------ Given data ------
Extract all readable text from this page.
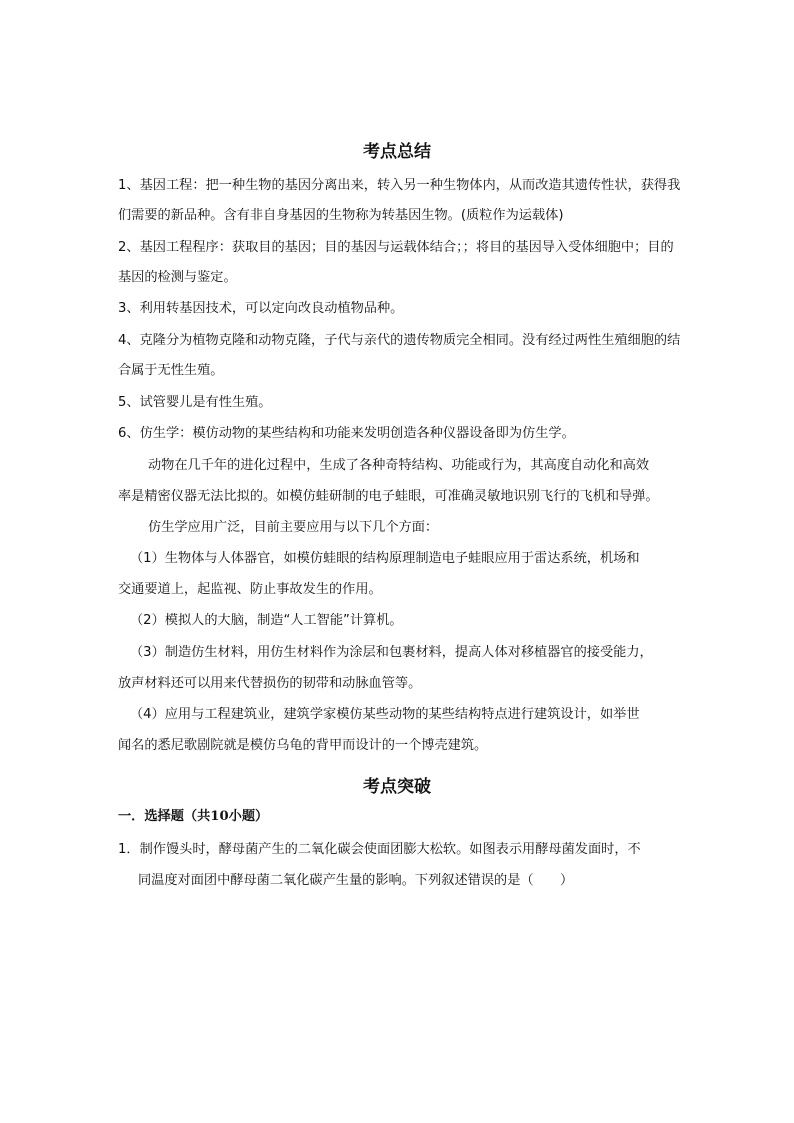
考点总结
1、基因工程：把一种生物的基因分离出来，转入另一种生物体内，从而改造其遗传性状，获得我
们需要的新品种。含有非自身基因的生物称为转基因生物。(质粒作为运载体)
2、基因工程程序：获取目的基因；目的基因与运载体结合；；将目的基因导入受体细胞中；目的
基因的检测与鉴定。
3、利用转基因技术，可以定向改良动植物品种。
4、克隆分为植物克隆和动物克隆，子代与亲代的遗传物质完全相同。没有经过两性生殖细胞的结
合属于无性生殖。
5、试管婴儿是有性生殖。
6、仿生学：模仿动物的某些结构和功能来发明创造各种仪器设备即为仿生学。
动物在几千年的进化过程中，生成了各种奇特结构、功能或行为，其高度自动化和高效
率是精密仪器无法比拟的。如模仿蛙研制的电子蛙眼，可准确灵敏地识别飞行的飞机和导弹。
仿生学应用广泛，目前主要应用与以下几个方面：
（1）生物体与人体器官，如模仿蛙眼的结构原理制造电子蛙眼应用于雷达系统，机场和
交通要道上，起监视、防止事故发生的作用。
（2）模拟人的大脑，制造“人工智能”计算机。
（3）制造仿生材料，用仿生材料作为涂层和包裹材料，提高人体对移植器官的接受能力，
放声材料还可以用来代替损伤的韧带和动脉血管等。
（4）应用与工程建筑业，建筑学家模仿某些动物的某些结构特点进行建筑设计，如举世
闻名的悉尼歌剧院就是模仿乌龟的背甲而设计的一个博壳建筑。
考点突破
一．选择题（共10小题）
1．制作馒头时，酵母菌产生的二氧化碳会使面团膨大松软。如图表示用酵母菌发面时，不
同温度对面团中酵母菌二氧化碳产生量的影响。下列叙述错误的是（　　）
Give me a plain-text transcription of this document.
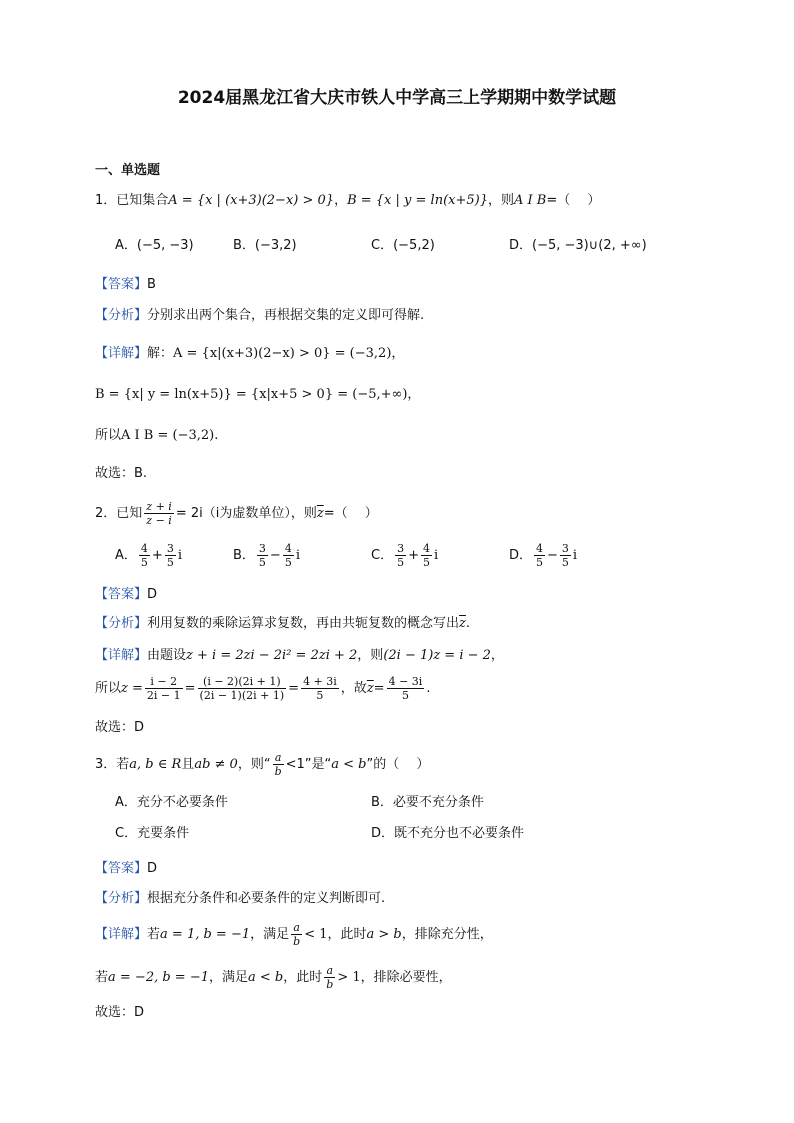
2024届黑龙江省大庆市铁人中学高三上学期期中数学试题
一、单选题
1．已知集合A = {x | (x+3)(2−x) > 0}，B = {x | y = ln(x+5)}，则A I B=（　 ）
A．(−5, −3)	B．(−3,2)	C．(−5,2)	D．(−5, −3)∪(2, +∞)
【答案】B
【分析】分别求出两个集合，再根据交集的定义即可得解.
【详解】解：A = {x|(x+3)(2−x) > 0} = (−3,2)，
B = {x| y = ln(x+5)} = {x|x+5 > 0} = (−5,+∞)，
所以A I B = (−3,2).
故选：B.
2．已知 $\frac{z + i}{z - i} = 2i(i$为虚数单位），则$\overline{z}=$（　 ）
A． $\frac{4}{5} + \frac{3}{5}$ i	B． $\frac{3}{5} - \frac{4}{5}$ i	C． $\frac{3}{5} + \frac{4}{5}$ i	D． $\frac{4}{5} - \frac{3}{5}$ i
【答案】D
【分析】利用复数的乘除运算求复数，再由共轭复数的概念写出$\overline{z}$.
【详解】由题设z + i = 2zi − 2i² = 2zi + 2，则(2i − 1)z = i − 2，
所以$z = \frac{i - 2}{2i - 1} = \frac{(i - 2)(2i + 1)}{(2i - 1)(2i + 1)} = \frac{4 + 3i}{5}$ ，故$\overline{z}= \frac{4 - 3i}{5}$ .
故选：D
3．若a, b ∈ R且ab ≠ 0，则“ $\frac{a}{b} <1$”是“a < b”的（　 ）
A．充分不必要条件	B．必要不充分条件
C．充要条件	D．既不充分也不必要条件
【答案】D
【分析】根据充分条件和必要条件的定义判断即可.
【详解】若a = 1, b = −1，满足 $\frac{a}{b} < 1$，此时a > b，排除充分性，
若a = −2, b = −1，满足a < b，此时 $\frac{a}{b} > 1$，排除必要性，
故选：D
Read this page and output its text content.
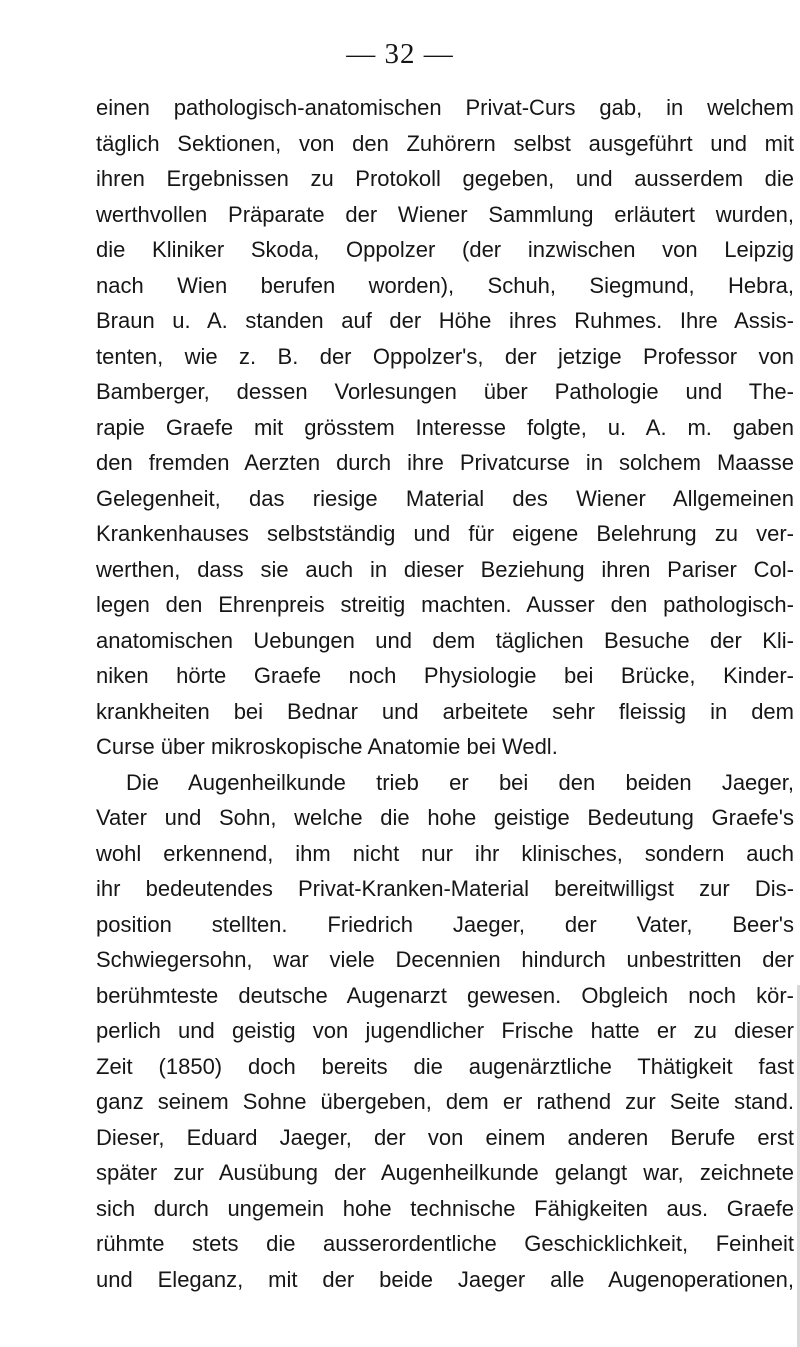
— 32 —
einen pathologisch-anatomischen Privat-Curs gab, in welchem
täglich Sektionen, von den Zuhörern selbst ausgeführt und mit
ihren Ergebnissen zu Protokoll gegeben, und ausserdem die
werthvollen Präparate der Wiener Sammlung erläutert wurden,
die Kliniker Skoda, Oppolzer (der inzwischen von Leipzig
nach Wien berufen worden), Schuh, Siegmund, Hebra,
Braun u. A. standen auf der Höhe ihres Ruhmes. Ihre Assis-
tenten, wie z. B. der Oppolzer's, der jetzige Professor von
Bamberger, dessen Vorlesungen über Pathologie und The-
rapie Graefe mit grösstem Interesse folgte, u. A. m. gaben
den fremden Aerzten durch ihre Privatcurse in solchem Maasse
Gelegenheit, das riesige Material des Wiener Allgemeinen
Krankenhauses selbstständig und für eigene Belehrung zu ver-
werthen, dass sie auch in dieser Beziehung ihren Pariser Col-
legen den Ehrenpreis streitig machten. Ausser den pathologisch-
anatomischen Uebungen und dem täglichen Besuche der Kli-
niken hörte Graefe noch Physiologie bei Brücke, Kinder-
krankheiten bei Bednar und arbeitete sehr fleissig in dem
Curse über mikroskopische Anatomie bei Wedl.
Die Augenheilkunde trieb er bei den beiden Jaeger,
Vater und Sohn, welche die hohe geistige Bedeutung Graefe's
wohl erkennend, ihm nicht nur ihr klinisches, sondern auch
ihr bedeutendes Privat-Kranken-Material bereitwilligst zur Dis-
position stellten. Friedrich Jaeger, der Vater, Beer's
Schwiegersohn, war viele Decennien hindurch unbestritten der
berühmteste deutsche Augenarzt gewesen. Obgleich noch kör-
perlich und geistig von jugendlicher Frische hatte er zu dieser
Zeit (1850) doch bereits die augenärztliche Thätigkeit fast
ganz seinem Sohne übergeben, dem er rathend zur Seite stand.
Dieser, Eduard Jaeger, der von einem anderen Berufe erst
später zur Ausübung der Augenheilkunde gelangt war, zeichnete
sich durch ungemein hohe technische Fähigkeiten aus. Graefe
rühmte stets die ausserordentliche Geschicklichkeit, Feinheit
und Eleganz, mit der beide Jaeger alle Augenoperationen,
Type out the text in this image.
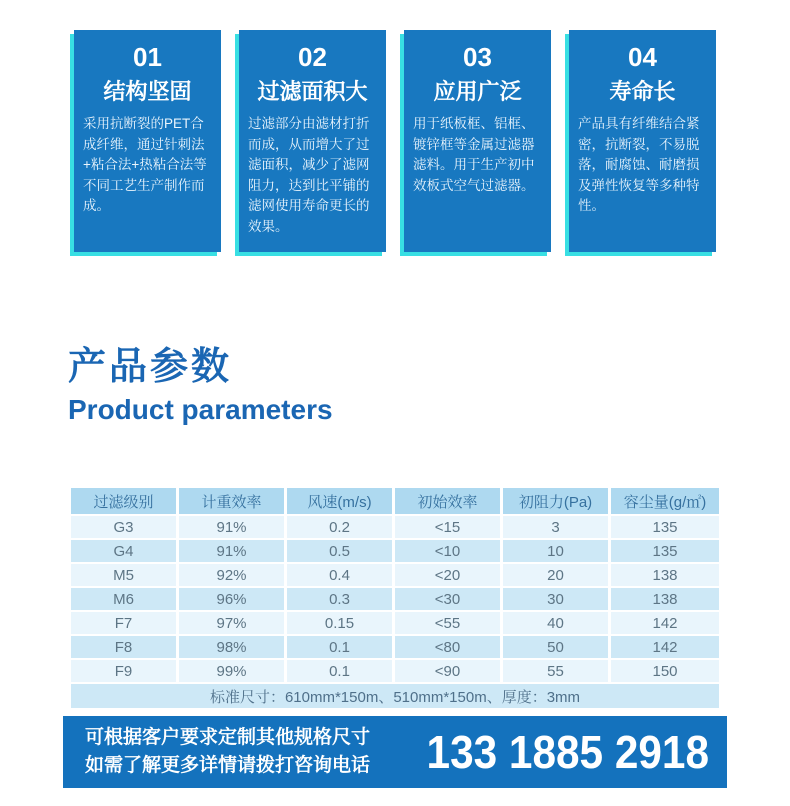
01
结构坚固
采用抗断裂的PET合成纤维，通过针刺法+粘合法+热粘合法等不同工艺生产制作而成。
02
过滤面积大
过滤部分由滤材打折而成，从而增大了过滤面积，减少了滤网阻力，达到比平铺的滤网使用寿命更长的效果。
03
应用广泛
用于纸板框、铝框、镀锌框等金属过滤器滤料。用于生产初中效板式空气过滤器。
04
寿命长
产品具有纤维结合紧密，抗断裂，不易脱落，耐腐蚀、耐磨损及弹性恢复等多种特性。
产品参数
Product parameters
过滤级别	计重效率	风速(m/s)	初始效率	初阻力(Pa)	容尘量(g/㎡)
G3	91%	0.2	<15	3	135
G4	91%	0.5	<10	10	135
M5	92%	0.4	<20	20	138
M6	96%	0.3	<30	30	138
F7	97%	0.15	<55	40	142
F8	98%	0.1	<80	50	142
F9	99%	0.1	<90	55	150
标准尺寸：610mm*150m、510mm*150m、厚度：3mm					
可根据客户要求定制其他规格尺寸
如需了解更多详情请拨打咨询电话 133 1885 2918
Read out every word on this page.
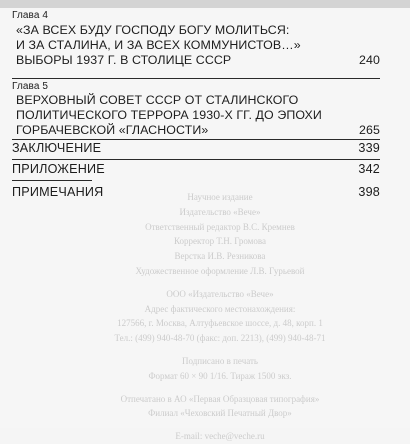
Научное издание
Издательство «Вече»
Ответственный редактор В.С. Кремнев
Корректор Т.Н. Громова
Верстка И.В. Резникова
Художественное оформление Л.В. Гурьевой
ООО «Издательство «Вече»
Адрес фактического местонахождения:
127566, г. Москва, Алтуфьевское шоссе, д. 48, корп. 1
Тел.: (499) 940-48-70 (факс: доп. 2213), (499) 940-48-71
Подписано в печать
Формат 60 × 90 1/16. Тираж 1500 экз.
Отпечатано в АО «Первая Образцовая типография»
Филиал «Чеховский Печатный Двор»
E-mail: veche@veche.ru
Глава 4
«ЗА ВСЕХ БУДУ ГОСПОДУ БОГУ МОЛИТЬСЯ:
И ЗА СТАЛИНА, И ЗА ВСЕХ КОММУНИСТОВ…»
ВЫБОРЫ 1937 Г. В СТОЛИЦЕ СССР	240
Глава 5
ВЕРХОВНЫЙ СОВЕТ СССР ОТ СТАЛИНСКОГО
ПОЛИТИЧЕСКОГО ТЕРРОРА 1930-Х ГГ. ДО ЭПОХИ
ГОРБАЧЕВСКОЙ «ГЛАСНОСТИ»	265
ЗАКЛЮЧЕНИЕ	339
ПРИЛОЖЕНИЕ	342
ПРИМЕЧАНИЯ	398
------
Task to carry out.
Check each line of the data above for the word "Jaeger" and say how many lines have it. Give the number alone.

Exercise output.
4